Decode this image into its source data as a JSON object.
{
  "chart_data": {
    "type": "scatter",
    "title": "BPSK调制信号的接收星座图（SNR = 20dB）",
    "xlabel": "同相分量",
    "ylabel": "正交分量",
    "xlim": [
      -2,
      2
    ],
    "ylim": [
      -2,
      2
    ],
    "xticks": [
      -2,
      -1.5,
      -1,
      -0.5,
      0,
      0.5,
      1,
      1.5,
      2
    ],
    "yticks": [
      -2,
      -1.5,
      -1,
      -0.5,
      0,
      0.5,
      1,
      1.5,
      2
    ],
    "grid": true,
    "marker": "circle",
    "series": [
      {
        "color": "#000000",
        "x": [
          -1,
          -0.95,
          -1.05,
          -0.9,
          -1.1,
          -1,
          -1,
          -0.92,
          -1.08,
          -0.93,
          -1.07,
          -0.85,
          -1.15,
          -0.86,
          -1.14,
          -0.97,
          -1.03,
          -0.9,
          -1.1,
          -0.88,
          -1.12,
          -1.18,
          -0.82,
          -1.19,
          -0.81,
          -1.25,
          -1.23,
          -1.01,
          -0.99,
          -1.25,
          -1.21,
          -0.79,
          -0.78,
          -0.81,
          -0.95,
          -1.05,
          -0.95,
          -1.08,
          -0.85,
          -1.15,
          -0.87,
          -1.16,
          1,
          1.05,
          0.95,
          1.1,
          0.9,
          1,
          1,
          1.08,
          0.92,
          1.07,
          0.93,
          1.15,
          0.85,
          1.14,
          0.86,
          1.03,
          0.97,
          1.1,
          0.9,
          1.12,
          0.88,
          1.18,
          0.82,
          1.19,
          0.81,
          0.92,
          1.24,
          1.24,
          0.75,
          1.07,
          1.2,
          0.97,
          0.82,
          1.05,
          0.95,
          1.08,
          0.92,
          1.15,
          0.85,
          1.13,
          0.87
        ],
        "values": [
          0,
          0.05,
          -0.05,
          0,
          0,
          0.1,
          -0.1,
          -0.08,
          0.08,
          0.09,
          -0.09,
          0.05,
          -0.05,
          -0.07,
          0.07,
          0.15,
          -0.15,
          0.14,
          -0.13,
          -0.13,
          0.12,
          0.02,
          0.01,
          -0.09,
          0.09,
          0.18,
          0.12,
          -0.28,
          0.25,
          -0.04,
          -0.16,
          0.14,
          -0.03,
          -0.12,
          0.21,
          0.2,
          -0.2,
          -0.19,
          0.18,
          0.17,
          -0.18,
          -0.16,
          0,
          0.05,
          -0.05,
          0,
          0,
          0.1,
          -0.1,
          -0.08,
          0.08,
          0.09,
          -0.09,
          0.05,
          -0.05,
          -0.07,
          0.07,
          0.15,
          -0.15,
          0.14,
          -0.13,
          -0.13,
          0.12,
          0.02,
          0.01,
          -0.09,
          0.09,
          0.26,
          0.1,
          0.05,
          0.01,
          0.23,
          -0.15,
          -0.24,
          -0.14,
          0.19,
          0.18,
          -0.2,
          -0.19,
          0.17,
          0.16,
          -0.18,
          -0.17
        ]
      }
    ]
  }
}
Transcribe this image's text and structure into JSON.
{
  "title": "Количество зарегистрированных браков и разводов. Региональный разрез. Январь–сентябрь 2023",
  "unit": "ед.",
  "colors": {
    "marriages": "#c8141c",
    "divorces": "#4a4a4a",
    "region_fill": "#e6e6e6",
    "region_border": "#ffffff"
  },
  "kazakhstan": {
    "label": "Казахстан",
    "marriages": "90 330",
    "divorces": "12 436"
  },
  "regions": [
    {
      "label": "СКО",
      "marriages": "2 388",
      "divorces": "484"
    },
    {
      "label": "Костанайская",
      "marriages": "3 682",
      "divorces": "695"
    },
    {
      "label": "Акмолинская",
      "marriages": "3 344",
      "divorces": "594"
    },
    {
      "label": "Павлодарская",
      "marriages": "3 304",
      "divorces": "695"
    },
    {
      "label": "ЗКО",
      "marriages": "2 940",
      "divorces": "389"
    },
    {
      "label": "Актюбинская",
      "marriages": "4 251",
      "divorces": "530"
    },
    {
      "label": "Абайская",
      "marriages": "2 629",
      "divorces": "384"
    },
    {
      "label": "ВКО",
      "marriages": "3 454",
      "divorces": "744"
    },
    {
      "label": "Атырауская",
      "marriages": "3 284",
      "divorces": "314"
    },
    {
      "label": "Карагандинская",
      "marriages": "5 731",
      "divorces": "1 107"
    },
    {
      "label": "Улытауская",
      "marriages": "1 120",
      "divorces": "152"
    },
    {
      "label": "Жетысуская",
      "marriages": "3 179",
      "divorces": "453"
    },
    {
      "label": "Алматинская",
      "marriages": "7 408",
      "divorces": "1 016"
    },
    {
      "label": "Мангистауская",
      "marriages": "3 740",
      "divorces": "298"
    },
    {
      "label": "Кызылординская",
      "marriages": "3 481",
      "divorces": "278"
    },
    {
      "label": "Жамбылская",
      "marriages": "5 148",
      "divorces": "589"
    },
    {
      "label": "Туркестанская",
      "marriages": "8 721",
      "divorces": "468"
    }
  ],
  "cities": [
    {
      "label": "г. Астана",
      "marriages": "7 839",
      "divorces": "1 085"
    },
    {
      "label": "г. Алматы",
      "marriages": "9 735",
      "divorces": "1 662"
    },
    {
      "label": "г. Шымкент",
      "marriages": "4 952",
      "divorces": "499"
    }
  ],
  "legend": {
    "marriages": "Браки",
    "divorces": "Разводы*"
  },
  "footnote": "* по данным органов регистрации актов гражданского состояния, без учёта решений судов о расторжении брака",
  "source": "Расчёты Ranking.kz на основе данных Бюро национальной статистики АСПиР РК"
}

************

Requirements.
Write every record out again, unaltered.

Solution to this task.
Decode this image into its source data as a JSON object.
{
  "chart_data": {
    "type": "scatter",
    "title": "BPSK调制信号的接收星座图（SNR = 20dB）",
    "xlabel": "同相分量",
    "ylabel": "正交分量",
    "xlim": [
      -2,
      2
    ],
    "ylim": [
      -2,
      2
    ],
    "xticks": [
      -2,
      -1.5,
      -1,
      -0.5,
      0,
      0.5,
      1,
      1.5,
      2
    ],
    "yticks": [
      -2,
      -1.5,
      -1,
      -0.5,
      0,
      0.5,
      1,
      1.5,
      2
    ],
    "grid": true,
    "marker": "circle",
    "series": [
      {
        "color": "#000000",
        "x": [
          -1,
          -0.95,
          -1.05,
          -0.9,
          -1.1,
          -1,
          -1,
          -0.92,
          -1.08,
          -0.93,
          -1.07,
          -0.85,
          -1.15,
          -0.86,
          -1.14,
          -0.97,
          -1.03,
          -0.9,
          -1.1,
          -0.88,
          -1.12,
          -1.18,
          -0.82,
          -1.19,
          -0.81,
          -1.25,
          -1.23,
          -1.01,
          -0.99,
          -1.25,
          -1.21,
          -0.79,
          -0.78,
          -0.81,
          -0.95,
          -1.05,
          -0.95,
          -1.08,
          -0.85,
          -1.15,
          -0.87,
          -1.16,
          1,
          1.05,
          0.95,
          1.1,
          0.9,
          1,
          1,
          1.08,
          0.92,
          1.07,
          0.93,
          1.15,
          0.85,
          1.14,
          0.86,
          1.03,
          0.97,
          1.1,
          0.9,
          1.12,
          0.88,
          1.18,
          0.82,
          1.19,
          0.81,
          0.92,
          1.24,
          1.24,
          0.75,
          1.07,
          1.2,
          0.97,
          0.82,
          1.05,
          0.95,
          1.08,
          0.92,
          1.15,
          0.85,
          1.13,
          0.87
        ],
        "values": [
          0,
          0.05,
          -0.05,
          0,
          0,
          0.1,
          -0.1,
          -0.08,
          0.08,
          0.09,
          -0.09,
          0.05,
          -0.05,
          -0.07,
          0.07,
          0.15,
          -0.15,
          0.14,
          -0.13,
          -0.13,
          0.12,
          0.02,
          0.01,
          -0.09,
          0.09,
          0.18,
          0.12,
          -0.28,
          0.25,
          -0.04,
          -0.16,
          0.14,
          -0.03,
          -0.12,
          0.21,
          0.2,
          -0.2,
          -0.19,
          0.18,
          0.17,
          -0.18,
          -0.16,
          0,
          0.05,
          -0.05,
          0,
          0,
          0.1,
          -0.1,
          -0.08,
          0.08,
          0.09,
          -0.09,
          0.05,
          -0.05,
          -0.07,
          0.07,
          0.15,
          -0.15,
          0.14,
          -0.13,
          -0.13,
          0.12,
          0.02,
          0.01,
          -0.09,
          0.09,
          0.26,
          0.1,
          0.05,
          0.01,
          0.23,
          -0.15,
          -0.24,
          -0.14,
          0.19,
          0.18,
          -0.2,
          -0.19,
          0.17,
          0.16,
          -0.18,
          -0.17
        ]
      }
    ]
  }
}
Transcribe this image's text and structure into JSON.
{
  "title": "Количество зарегистрированных браков и разводов. Региональный разрез. Январь–сентябрь 2023",
  "unit": "ед.",
  "colors": {
    "marriages": "#c8141c",
    "divorces": "#4a4a4a",
    "region_fill": "#e6e6e6",
    "region_border": "#ffffff"
  },
  "kazakhstan": {
    "label": "Казахстан",
    "marriages": "90 330",
    "divorces": "12 436"
  },
  "regions": [
    {
      "label": "СКО",
      "marriages": "2 388",
      "divorces": "484"
    },
    {
      "label": "Костанайская",
      "marriages": "3 682",
      "divorces": "695"
    },
    {
      "label": "Акмолинская",
      "marriages": "3 344",
      "divorces": "594"
    },
    {
      "label": "Павлодарская",
      "marriages": "3 304",
      "divorces": "695"
    },
    {
      "label": "ЗКО",
      "marriages": "2 940",
      "divorces": "389"
    },
    {
      "label": "Актюбинская",
      "marriages": "4 251",
      "divorces": "530"
    },
    {
      "label": "Абайская",
      "marriages": "2 629",
      "divorces": "384"
    },
    {
      "label": "ВКО",
      "marriages": "3 454",
      "divorces": "744"
    },
    {
      "label": "Атырауская",
      "marriages": "3 284",
      "divorces": "314"
    },
    {
      "label": "Карагандинская",
      "marriages": "5 731",
      "divorces": "1 107"
    },
    {
      "label": "Улытауская",
      "marriages": "1 120",
      "divorces": "152"
    },
    {
      "label": "Жетысуская",
      "marriages": "3 179",
      "divorces": "453"
    },
    {
      "label": "Алматинская",
      "marriages": "7 408",
      "divorces": "1 016"
    },
    {
      "label": "Мангистауская",
      "marriages": "3 740",
      "divorces": "298"
    },
    {
      "label": "Кызылординская",
      "marriages": "3 481",
      "divorces": "278"
    },
    {
      "label": "Жамбылская",
      "marriages": "5 148",
      "divorces": "589"
    },
    {
      "label": "Туркестанская",
      "marriages": "8 721",
      "divorces": "468"
    }
  ],
  "cities": [
    {
      "label": "г. Астана",
      "marriages": "7 839",
      "divorces": "1 085"
    },
    {
      "label": "г. Алматы",
      "marriages": "9 735",
      "divorces": "1 662"
    },
    {
      "label": "г. Шымкент",
      "marriages": "4 952",
      "divorces": "499"
    }
  ],
  "legend": {
    "marriages": "Браки",
    "divorces": "Разводы*"
  },
  "footnote": "* по данным органов регистрации актов гражданского состояния, без учёта решений судов о расторжении брака",
  "source": "Расчёты Ranking.kz на основе данных Бюро национальной статистики АСПиР РК"
}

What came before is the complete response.